** BEGIN Extracted entries **
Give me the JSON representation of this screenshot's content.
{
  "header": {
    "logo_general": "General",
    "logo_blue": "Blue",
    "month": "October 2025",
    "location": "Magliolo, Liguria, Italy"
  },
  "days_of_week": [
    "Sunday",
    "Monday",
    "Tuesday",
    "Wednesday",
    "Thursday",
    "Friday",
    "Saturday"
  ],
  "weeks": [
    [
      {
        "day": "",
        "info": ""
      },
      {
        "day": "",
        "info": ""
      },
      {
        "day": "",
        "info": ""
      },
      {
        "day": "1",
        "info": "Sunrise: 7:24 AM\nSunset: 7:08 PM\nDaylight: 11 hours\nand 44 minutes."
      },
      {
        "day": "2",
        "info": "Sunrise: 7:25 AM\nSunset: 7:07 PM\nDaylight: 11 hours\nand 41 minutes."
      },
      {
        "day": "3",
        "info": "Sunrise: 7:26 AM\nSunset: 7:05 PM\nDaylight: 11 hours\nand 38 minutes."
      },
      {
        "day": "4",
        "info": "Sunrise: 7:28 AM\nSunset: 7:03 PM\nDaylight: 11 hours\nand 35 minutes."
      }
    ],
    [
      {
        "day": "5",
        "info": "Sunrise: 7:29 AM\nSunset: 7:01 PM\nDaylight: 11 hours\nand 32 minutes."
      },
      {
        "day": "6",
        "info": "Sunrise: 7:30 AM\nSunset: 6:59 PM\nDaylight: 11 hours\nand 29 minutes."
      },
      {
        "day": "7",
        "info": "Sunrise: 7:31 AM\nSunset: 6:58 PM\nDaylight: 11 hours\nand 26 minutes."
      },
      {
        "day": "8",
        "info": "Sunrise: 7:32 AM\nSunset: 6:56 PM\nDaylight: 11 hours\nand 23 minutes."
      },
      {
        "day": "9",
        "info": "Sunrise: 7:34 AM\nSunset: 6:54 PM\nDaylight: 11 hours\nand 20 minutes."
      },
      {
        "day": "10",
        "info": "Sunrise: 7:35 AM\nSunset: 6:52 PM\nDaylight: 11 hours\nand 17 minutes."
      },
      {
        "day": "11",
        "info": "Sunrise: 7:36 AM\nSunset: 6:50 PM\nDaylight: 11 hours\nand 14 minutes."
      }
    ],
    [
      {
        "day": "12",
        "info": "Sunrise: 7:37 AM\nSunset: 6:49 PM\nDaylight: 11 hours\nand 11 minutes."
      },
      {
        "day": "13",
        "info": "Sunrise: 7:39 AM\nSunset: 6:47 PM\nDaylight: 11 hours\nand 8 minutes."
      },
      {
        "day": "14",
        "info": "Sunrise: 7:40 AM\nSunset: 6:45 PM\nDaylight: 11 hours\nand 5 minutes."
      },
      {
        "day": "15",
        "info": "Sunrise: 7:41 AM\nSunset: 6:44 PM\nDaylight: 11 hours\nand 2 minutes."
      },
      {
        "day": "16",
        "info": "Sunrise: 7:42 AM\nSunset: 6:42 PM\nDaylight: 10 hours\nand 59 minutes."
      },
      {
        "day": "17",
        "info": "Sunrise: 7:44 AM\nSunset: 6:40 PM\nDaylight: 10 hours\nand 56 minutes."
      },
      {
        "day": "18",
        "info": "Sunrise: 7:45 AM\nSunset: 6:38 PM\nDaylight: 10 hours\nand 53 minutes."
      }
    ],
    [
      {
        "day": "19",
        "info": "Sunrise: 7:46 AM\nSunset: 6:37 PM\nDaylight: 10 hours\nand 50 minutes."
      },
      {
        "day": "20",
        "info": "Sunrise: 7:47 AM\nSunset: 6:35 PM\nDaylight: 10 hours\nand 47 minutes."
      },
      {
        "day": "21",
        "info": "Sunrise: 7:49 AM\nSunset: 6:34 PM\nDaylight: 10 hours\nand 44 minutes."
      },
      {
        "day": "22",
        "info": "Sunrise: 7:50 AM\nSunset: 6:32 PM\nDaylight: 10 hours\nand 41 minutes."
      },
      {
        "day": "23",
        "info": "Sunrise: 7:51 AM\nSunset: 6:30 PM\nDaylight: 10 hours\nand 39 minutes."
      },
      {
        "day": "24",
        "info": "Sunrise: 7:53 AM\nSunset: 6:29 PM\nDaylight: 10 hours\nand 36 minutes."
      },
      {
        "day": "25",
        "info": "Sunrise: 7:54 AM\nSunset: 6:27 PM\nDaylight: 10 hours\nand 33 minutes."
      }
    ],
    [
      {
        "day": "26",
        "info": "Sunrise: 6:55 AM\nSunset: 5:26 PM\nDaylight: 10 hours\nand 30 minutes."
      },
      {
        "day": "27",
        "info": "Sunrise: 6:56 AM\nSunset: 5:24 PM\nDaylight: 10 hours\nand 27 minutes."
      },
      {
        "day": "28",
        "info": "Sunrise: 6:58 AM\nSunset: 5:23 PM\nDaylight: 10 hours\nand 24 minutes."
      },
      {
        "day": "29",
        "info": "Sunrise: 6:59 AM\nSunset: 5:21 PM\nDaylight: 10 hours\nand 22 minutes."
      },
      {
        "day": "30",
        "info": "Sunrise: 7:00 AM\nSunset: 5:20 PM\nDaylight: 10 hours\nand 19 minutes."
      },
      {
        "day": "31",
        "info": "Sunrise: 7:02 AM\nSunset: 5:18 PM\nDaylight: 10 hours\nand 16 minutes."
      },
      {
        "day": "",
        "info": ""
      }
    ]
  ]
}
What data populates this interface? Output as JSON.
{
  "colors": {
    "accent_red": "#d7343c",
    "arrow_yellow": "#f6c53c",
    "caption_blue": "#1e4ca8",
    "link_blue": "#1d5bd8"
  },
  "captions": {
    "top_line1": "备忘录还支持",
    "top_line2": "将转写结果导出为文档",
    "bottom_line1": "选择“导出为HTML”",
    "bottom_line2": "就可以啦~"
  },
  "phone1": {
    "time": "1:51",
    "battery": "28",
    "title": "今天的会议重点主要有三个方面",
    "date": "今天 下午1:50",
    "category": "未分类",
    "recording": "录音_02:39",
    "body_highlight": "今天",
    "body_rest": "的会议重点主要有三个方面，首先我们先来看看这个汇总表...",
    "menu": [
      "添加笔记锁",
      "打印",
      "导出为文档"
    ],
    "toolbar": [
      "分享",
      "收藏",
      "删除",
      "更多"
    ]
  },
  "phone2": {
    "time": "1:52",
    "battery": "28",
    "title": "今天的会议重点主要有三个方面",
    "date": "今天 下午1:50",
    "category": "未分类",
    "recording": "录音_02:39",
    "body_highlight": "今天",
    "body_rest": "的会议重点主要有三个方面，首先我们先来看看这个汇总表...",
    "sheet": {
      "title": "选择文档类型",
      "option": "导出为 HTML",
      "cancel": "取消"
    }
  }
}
** END Extracted entries **
Exercise requirements: Retype the material above, line by line, exactly.

Written solution:
Give me the JSON representation of this screenshot's content.
{
  "header": {
    "logo_general": "General",
    "logo_blue": "Blue",
    "month": "October 2025",
    "location": "Magliolo, Liguria, Italy"
  },
  "days_of_week": [
    "Sunday",
    "Monday",
    "Tuesday",
    "Wednesday",
    "Thursday",
    "Friday",
    "Saturday"
  ],
  "weeks": [
    [
      {
        "day": "",
        "info": ""
      },
      {
        "day": "",
        "info": ""
      },
      {
        "day": "",
        "info": ""
      },
      {
        "day": "1",
        "info": "Sunrise: 7:24 AM\nSunset: 7:08 PM\nDaylight: 11 hours\nand 44 minutes."
      },
      {
        "day": "2",
        "info": "Sunrise: 7:25 AM\nSunset: 7:07 PM\nDaylight: 11 hours\nand 41 minutes."
      },
      {
        "day": "3",
        "info": "Sunrise: 7:26 AM\nSunset: 7:05 PM\nDaylight: 11 hours\nand 38 minutes."
      },
      {
        "day": "4",
        "info": "Sunrise: 7:28 AM\nSunset: 7:03 PM\nDaylight: 11 hours\nand 35 minutes."
      }
    ],
    [
      {
        "day": "5",
        "info": "Sunrise: 7:29 AM\nSunset: 7:01 PM\nDaylight: 11 hours\nand 32 minutes."
      },
      {
        "day": "6",
        "info": "Sunrise: 7:30 AM\nSunset: 6:59 PM\nDaylight: 11 hours\nand 29 minutes."
      },
      {
        "day": "7",
        "info": "Sunrise: 7:31 AM\nSunset: 6:58 PM\nDaylight: 11 hours\nand 26 minutes."
      },
      {
        "day": "8",
        "info": "Sunrise: 7:32 AM\nSunset: 6:56 PM\nDaylight: 11 hours\nand 23 minutes."
      },
      {
        "day": "9",
        "info": "Sunrise: 7:34 AM\nSunset: 6:54 PM\nDaylight: 11 hours\nand 20 minutes."
      },
      {
        "day": "10",
        "info": "Sunrise: 7:35 AM\nSunset: 6:52 PM\nDaylight: 11 hours\nand 17 minutes."
      },
      {
        "day": "11",
        "info": "Sunrise: 7:36 AM\nSunset: 6:50 PM\nDaylight: 11 hours\nand 14 minutes."
      }
    ],
    [
      {
        "day": "12",
        "info": "Sunrise: 7:37 AM\nSunset: 6:49 PM\nDaylight: 11 hours\nand 11 minutes."
      },
      {
        "day": "13",
        "info": "Sunrise: 7:39 AM\nSunset: 6:47 PM\nDaylight: 11 hours\nand 8 minutes."
      },
      {
        "day": "14",
        "info": "Sunrise: 7:40 AM\nSunset: 6:45 PM\nDaylight: 11 hours\nand 5 minutes."
      },
      {
        "day": "15",
        "info": "Sunrise: 7:41 AM\nSunset: 6:44 PM\nDaylight: 11 hours\nand 2 minutes."
      },
      {
        "day": "16",
        "info": "Sunrise: 7:42 AM\nSunset: 6:42 PM\nDaylight: 10 hours\nand 59 minutes."
      },
      {
        "day": "17",
        "info": "Sunrise: 7:44 AM\nSunset: 6:40 PM\nDaylight: 10 hours\nand 56 minutes."
      },
      {
        "day": "18",
        "info": "Sunrise: 7:45 AM\nSunset: 6:38 PM\nDaylight: 10 hours\nand 53 minutes."
      }
    ],
    [
      {
        "day": "19",
        "info": "Sunrise: 7:46 AM\nSunset: 6:37 PM\nDaylight: 10 hours\nand 50 minutes."
      },
      {
        "day": "20",
        "info": "Sunrise: 7:47 AM\nSunset: 6:35 PM\nDaylight: 10 hours\nand 47 minutes."
      },
      {
        "day": "21",
        "info": "Sunrise: 7:49 AM\nSunset: 6:34 PM\nDaylight: 10 hours\nand 44 minutes."
      },
      {
        "day": "22",
        "info": "Sunrise: 7:50 AM\nSunset: 6:32 PM\nDaylight: 10 hours\nand 41 minutes."
      },
      {
        "day": "23",
        "info": "Sunrise: 7:51 AM\nSunset: 6:30 PM\nDaylight: 10 hours\nand 39 minutes."
      },
      {
        "day": "24",
        "info": "Sunrise: 7:53 AM\nSunset: 6:29 PM\nDaylight: 10 hours\nand 36 minutes."
      },
      {
        "day": "25",
        "info": "Sunrise: 7:54 AM\nSunset: 6:27 PM\nDaylight: 10 hours\nand 33 minutes."
      }
    ],
    [
      {
        "day": "26",
        "info": "Sunrise: 6:55 AM\nSunset: 5:26 PM\nDaylight: 10 hours\nand 30 minutes."
      },
      {
        "day": "27",
        "info": "Sunrise: 6:56 AM\nSunset: 5:24 PM\nDaylight: 10 hours\nand 27 minutes."
      },
      {
        "day": "28",
        "info": "Sunrise: 6:58 AM\nSunset: 5:23 PM\nDaylight: 10 hours\nand 24 minutes."
      },
      {
        "day": "29",
        "info": "Sunrise: 6:59 AM\nSunset: 5:21 PM\nDaylight: 10 hours\nand 22 minutes."
      },
      {
        "day": "30",
        "info": "Sunrise: 7:00 AM\nSunset: 5:20 PM\nDaylight: 10 hours\nand 19 minutes."
      },
      {
        "day": "31",
        "info": "Sunrise: 7:02 AM\nSunset: 5:18 PM\nDaylight: 10 hours\nand 16 minutes."
      },
      {
        "day": "",
        "info": ""
      }
    ]
  ]
}
What data populates this interface? Output as JSON.
{
  "colors": {
    "accent_red": "#d7343c",
    "arrow_yellow": "#f6c53c",
    "caption_blue": "#1e4ca8",
    "link_blue": "#1d5bd8"
  },
  "captions": {
    "top_line1": "备忘录还支持",
    "top_line2": "将转写结果导出为文档",
    "bottom_line1": "选择“导出为HTML”",
    "bottom_line2": "就可以啦~"
  },
  "phone1": {
    "time": "1:51",
    "battery": "28",
    "title": "今天的会议重点主要有三个方面",
    "date": "今天 下午1:50",
    "category": "未分类",
    "recording": "录音_02:39",
    "body_highlight": "今天",
    "body_rest": "的会议重点主要有三个方面，首先我们先来看看这个汇总表...",
    "menu": [
      "添加笔记锁",
      "打印",
      "导出为文档"
    ],
    "toolbar": [
      "分享",
      "收藏",
      "删除",
      "更多"
    ]
  },
  "phone2": {
    "time": "1:52",
    "battery": "28",
    "title": "今天的会议重点主要有三个方面",
    "date": "今天 下午1:50",
    "category": "未分类",
    "recording": "录音_02:39",
    "body_highlight": "今天",
    "body_rest": "的会议重点主要有三个方面，首先我们先来看看这个汇总表...",
    "sheet": {
      "title": "选择文档类型",
      "option": "导出为 HTML",
      "cancel": "取消"
    }
  }
}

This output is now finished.